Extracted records
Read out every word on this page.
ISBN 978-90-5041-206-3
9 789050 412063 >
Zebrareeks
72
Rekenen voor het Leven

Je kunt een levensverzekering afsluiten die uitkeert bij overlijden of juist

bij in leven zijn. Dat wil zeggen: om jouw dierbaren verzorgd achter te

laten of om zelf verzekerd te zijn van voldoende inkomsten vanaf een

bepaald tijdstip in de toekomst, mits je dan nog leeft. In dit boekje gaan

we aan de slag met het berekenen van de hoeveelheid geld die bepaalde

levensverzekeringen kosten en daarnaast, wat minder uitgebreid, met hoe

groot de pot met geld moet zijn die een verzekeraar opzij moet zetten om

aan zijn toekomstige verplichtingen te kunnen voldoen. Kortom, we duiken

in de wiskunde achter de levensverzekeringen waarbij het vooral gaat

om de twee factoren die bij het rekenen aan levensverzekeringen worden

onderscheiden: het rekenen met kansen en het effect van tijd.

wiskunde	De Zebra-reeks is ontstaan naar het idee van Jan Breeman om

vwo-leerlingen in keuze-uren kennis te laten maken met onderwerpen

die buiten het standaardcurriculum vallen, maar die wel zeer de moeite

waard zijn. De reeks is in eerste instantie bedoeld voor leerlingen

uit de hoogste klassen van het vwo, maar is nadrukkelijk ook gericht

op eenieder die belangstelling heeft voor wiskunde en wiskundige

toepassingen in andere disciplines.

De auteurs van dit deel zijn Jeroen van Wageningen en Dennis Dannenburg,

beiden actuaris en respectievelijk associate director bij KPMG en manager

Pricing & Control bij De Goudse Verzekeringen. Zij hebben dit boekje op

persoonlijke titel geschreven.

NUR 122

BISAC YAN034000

**Exercise goal**:
Pull every line containing "wiskunde" out of the records.

**Response**:
in de wiskunde achter de levensverzekeringen waarbij het vooral gaat
wiskunde	De Zebra-reeks is ontstaan naar het idee van Jan Breeman om
op eenieder die belangstelling heeft voor wiskunde en wiskundige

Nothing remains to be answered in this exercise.